=== REQUIREMENTS ===
Produce a verbatim copy of the entries listed below.

──────

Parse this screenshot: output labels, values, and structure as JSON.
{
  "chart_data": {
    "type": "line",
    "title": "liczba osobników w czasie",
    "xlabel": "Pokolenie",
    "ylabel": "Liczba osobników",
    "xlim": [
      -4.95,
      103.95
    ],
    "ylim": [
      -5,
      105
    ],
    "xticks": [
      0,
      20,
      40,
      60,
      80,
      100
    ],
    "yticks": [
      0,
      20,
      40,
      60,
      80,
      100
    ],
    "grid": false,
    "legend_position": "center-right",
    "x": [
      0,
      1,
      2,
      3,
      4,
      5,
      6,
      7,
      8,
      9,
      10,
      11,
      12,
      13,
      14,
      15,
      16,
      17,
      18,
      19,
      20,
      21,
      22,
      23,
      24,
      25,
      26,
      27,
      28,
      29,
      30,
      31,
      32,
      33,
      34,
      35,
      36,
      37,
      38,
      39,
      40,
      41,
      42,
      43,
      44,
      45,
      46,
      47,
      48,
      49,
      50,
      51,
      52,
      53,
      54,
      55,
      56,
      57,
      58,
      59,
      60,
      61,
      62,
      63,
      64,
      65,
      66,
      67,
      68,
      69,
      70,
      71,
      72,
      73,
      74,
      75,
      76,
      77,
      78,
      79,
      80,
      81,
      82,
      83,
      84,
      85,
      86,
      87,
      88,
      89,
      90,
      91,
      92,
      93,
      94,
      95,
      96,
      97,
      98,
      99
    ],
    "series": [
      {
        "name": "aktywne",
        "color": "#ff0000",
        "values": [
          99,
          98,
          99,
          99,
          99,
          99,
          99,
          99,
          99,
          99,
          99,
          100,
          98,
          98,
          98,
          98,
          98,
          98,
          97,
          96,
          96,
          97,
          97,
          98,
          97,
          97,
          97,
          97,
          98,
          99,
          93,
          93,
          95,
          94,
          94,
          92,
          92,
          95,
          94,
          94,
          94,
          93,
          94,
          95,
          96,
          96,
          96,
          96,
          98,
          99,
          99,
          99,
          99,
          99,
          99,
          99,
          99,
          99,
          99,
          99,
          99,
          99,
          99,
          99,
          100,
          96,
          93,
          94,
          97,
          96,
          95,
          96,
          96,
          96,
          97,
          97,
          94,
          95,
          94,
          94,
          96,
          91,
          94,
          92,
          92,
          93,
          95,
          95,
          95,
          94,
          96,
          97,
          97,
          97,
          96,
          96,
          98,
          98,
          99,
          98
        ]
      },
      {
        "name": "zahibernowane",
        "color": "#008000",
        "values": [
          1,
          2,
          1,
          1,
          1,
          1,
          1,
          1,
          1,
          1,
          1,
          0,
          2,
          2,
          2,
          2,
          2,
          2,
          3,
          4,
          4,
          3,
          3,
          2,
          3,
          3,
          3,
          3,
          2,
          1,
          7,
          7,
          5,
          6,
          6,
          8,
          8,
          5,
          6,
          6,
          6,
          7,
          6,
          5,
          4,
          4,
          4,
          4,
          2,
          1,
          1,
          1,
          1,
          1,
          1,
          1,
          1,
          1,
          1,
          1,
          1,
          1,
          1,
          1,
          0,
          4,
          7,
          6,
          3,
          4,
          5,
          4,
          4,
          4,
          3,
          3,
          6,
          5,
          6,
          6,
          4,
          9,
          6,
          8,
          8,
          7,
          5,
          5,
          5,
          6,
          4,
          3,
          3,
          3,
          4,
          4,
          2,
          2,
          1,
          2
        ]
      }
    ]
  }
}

──────

=== EXPECTED ANSWER ===
Parse this screenshot: output labels, values, and structure as JSON.
{
  "chart_data": {
    "type": "line",
    "title": "liczba osobników w czasie",
    "xlabel": "Pokolenie",
    "ylabel": "Liczba osobników",
    "xlim": [
      -4.95,
      103.95
    ],
    "ylim": [
      -5,
      105
    ],
    "xticks": [
      0,
      20,
      40,
      60,
      80,
      100
    ],
    "yticks": [
      0,
      20,
      40,
      60,
      80,
      100
    ],
    "grid": false,
    "legend_position": "center-right",
    "x": [
      0,
      1,
      2,
      3,
      4,
      5,
      6,
      7,
      8,
      9,
      10,
      11,
      12,
      13,
      14,
      15,
      16,
      17,
      18,
      19,
      20,
      21,
      22,
      23,
      24,
      25,
      26,
      27,
      28,
      29,
      30,
      31,
      32,
      33,
      34,
      35,
      36,
      37,
      38,
      39,
      40,
      41,
      42,
      43,
      44,
      45,
      46,
      47,
      48,
      49,
      50,
      51,
      52,
      53,
      54,
      55,
      56,
      57,
      58,
      59,
      60,
      61,
      62,
      63,
      64,
      65,
      66,
      67,
      68,
      69,
      70,
      71,
      72,
      73,
      74,
      75,
      76,
      77,
      78,
      79,
      80,
      81,
      82,
      83,
      84,
      85,
      86,
      87,
      88,
      89,
      90,
      91,
      92,
      93,
      94,
      95,
      96,
      97,
      98,
      99
    ],
    "series": [
      {
        "name": "aktywne",
        "color": "#ff0000",
        "values": [
          99,
          98,
          99,
          99,
          99,
          99,
          99,
          99,
          99,
          99,
          99,
          100,
          98,
          98,
          98,
          98,
          98,
          98,
          97,
          96,
          96,
          97,
          97,
          98,
          97,
          97,
          97,
          97,
          98,
          99,
          93,
          93,
          95,
          94,
          94,
          92,
          92,
          95,
          94,
          94,
          94,
          93,
          94,
          95,
          96,
          96,
          96,
          96,
          98,
          99,
          99,
          99,
          99,
          99,
          99,
          99,
          99,
          99,
          99,
          99,
          99,
          99,
          99,
          99,
          100,
          96,
          93,
          94,
          97,
          96,
          95,
          96,
          96,
          96,
          97,
          97,
          94,
          95,
          94,
          94,
          96,
          91,
          94,
          92,
          92,
          93,
          95,
          95,
          95,
          94,
          96,
          97,
          97,
          97,
          96,
          96,
          98,
          98,
          99,
          98
        ]
      },
      {
        "name": "zahibernowane",
        "color": "#008000",
        "values": [
          1,
          2,
          1,
          1,
          1,
          1,
          1,
          1,
          1,
          1,
          1,
          0,
          2,
          2,
          2,
          2,
          2,
          2,
          3,
          4,
          4,
          3,
          3,
          2,
          3,
          3,
          3,
          3,
          2,
          1,
          7,
          7,
          5,
          6,
          6,
          8,
          8,
          5,
          6,
          6,
          6,
          7,
          6,
          5,
          4,
          4,
          4,
          4,
          2,
          1,
          1,
          1,
          1,
          1,
          1,
          1,
          1,
          1,
          1,
          1,
          1,
          1,
          1,
          1,
          0,
          4,
          7,
          6,
          3,
          4,
          5,
          4,
          4,
          4,
          3,
          3,
          6,
          5,
          6,
          6,
          4,
          9,
          6,
          8,
          8,
          7,
          5,
          5,
          5,
          6,
          4,
          3,
          3,
          3,
          4,
          4,
          2,
          2,
          1,
          2
        ]
      }
    ]
  }
}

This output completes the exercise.